*Directions*.
Scan the material that follows. Copy every line containing the word "эксплуатацию".

Data entries
◆ ◆ ◆ ◆ ◆ ◆ ◆

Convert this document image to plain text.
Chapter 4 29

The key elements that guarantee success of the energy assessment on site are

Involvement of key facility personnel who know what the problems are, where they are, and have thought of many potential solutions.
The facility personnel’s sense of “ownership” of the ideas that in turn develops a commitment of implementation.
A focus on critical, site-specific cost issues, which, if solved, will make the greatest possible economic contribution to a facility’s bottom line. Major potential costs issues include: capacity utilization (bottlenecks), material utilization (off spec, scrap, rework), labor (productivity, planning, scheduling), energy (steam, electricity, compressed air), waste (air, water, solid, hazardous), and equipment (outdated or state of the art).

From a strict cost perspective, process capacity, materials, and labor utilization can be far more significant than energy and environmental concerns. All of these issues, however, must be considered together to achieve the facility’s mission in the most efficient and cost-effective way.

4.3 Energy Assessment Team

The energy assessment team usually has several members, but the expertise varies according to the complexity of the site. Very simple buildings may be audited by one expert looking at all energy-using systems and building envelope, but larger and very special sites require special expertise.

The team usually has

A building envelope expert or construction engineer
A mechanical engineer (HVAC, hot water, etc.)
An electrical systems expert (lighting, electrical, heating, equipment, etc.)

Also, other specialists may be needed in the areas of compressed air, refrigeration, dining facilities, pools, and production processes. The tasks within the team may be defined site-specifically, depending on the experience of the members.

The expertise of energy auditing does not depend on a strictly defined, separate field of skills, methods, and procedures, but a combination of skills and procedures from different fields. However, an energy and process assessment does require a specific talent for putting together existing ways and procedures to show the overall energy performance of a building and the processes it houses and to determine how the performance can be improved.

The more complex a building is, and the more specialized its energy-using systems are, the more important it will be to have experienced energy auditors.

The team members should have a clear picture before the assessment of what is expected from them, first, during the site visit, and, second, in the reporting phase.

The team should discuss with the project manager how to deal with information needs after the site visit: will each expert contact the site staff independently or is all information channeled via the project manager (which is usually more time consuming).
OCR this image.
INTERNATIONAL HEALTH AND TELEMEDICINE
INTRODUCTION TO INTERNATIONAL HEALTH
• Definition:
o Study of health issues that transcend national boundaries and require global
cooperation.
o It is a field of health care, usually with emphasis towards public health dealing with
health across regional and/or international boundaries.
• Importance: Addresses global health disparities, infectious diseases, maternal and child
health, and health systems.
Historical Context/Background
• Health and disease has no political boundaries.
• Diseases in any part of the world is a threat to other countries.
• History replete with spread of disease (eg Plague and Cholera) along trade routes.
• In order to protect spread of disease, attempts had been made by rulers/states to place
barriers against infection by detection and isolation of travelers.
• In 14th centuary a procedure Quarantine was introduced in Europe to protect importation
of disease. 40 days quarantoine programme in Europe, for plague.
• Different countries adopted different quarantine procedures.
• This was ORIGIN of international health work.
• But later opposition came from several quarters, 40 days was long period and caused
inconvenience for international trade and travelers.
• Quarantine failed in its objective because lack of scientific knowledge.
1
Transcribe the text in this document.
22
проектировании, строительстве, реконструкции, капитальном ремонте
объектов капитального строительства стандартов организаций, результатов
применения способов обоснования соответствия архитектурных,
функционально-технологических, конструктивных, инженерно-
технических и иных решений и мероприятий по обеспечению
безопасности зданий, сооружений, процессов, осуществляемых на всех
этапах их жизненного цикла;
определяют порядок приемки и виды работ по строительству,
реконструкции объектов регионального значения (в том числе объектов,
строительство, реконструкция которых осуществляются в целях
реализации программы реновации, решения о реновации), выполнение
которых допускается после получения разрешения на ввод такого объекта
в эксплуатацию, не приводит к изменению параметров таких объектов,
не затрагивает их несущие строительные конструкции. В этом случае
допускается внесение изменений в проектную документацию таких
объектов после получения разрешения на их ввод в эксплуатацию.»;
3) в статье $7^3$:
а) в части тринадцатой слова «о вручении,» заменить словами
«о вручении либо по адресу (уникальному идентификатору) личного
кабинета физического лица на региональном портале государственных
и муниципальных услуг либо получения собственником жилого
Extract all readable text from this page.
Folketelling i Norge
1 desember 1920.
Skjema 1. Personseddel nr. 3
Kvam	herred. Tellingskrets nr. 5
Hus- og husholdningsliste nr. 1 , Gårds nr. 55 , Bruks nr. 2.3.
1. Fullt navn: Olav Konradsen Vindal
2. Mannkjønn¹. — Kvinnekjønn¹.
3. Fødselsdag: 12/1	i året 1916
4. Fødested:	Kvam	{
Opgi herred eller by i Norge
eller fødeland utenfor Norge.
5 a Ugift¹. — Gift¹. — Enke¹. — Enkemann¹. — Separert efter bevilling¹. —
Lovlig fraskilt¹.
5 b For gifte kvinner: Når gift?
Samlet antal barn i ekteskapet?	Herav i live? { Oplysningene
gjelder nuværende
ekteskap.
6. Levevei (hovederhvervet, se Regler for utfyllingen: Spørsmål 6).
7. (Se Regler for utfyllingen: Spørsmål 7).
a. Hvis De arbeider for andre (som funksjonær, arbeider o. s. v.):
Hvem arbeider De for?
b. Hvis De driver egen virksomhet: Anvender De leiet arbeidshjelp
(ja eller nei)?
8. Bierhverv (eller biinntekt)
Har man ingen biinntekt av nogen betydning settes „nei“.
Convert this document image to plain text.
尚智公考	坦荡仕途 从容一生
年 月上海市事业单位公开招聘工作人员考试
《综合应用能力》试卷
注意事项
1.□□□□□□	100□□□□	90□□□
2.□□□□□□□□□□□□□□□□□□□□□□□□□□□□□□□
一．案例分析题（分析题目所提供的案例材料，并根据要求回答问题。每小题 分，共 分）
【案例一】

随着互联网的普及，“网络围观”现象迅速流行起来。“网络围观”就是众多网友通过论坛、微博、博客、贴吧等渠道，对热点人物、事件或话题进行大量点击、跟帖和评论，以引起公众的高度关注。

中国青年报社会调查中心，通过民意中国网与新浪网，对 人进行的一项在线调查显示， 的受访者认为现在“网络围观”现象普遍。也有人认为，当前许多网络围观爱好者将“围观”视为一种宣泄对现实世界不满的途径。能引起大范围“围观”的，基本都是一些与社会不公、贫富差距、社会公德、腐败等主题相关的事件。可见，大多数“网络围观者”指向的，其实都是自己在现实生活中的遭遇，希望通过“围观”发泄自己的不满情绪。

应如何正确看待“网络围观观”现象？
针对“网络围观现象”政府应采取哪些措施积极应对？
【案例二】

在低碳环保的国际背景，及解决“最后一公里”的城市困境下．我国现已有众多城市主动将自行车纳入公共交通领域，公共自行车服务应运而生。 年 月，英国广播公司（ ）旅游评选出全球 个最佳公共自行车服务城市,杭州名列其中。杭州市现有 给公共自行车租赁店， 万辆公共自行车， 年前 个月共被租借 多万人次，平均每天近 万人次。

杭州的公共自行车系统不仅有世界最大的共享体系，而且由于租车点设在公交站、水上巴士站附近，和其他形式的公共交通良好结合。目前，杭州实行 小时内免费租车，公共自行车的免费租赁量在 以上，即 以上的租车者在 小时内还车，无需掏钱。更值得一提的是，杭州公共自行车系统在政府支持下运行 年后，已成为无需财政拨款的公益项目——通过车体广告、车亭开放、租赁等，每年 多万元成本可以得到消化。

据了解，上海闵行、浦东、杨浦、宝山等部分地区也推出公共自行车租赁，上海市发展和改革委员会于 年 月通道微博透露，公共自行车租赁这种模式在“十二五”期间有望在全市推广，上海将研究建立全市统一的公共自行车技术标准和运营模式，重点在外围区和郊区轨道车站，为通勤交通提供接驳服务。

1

◆ ◆ ◆ ◆ ◆ ◆ ◆

*Exercise solution*.
в эксплуатацию, не приводит к изменению параметров таких объектов,
объектов после получения разрешения на их ввод в эксплуатацию.»;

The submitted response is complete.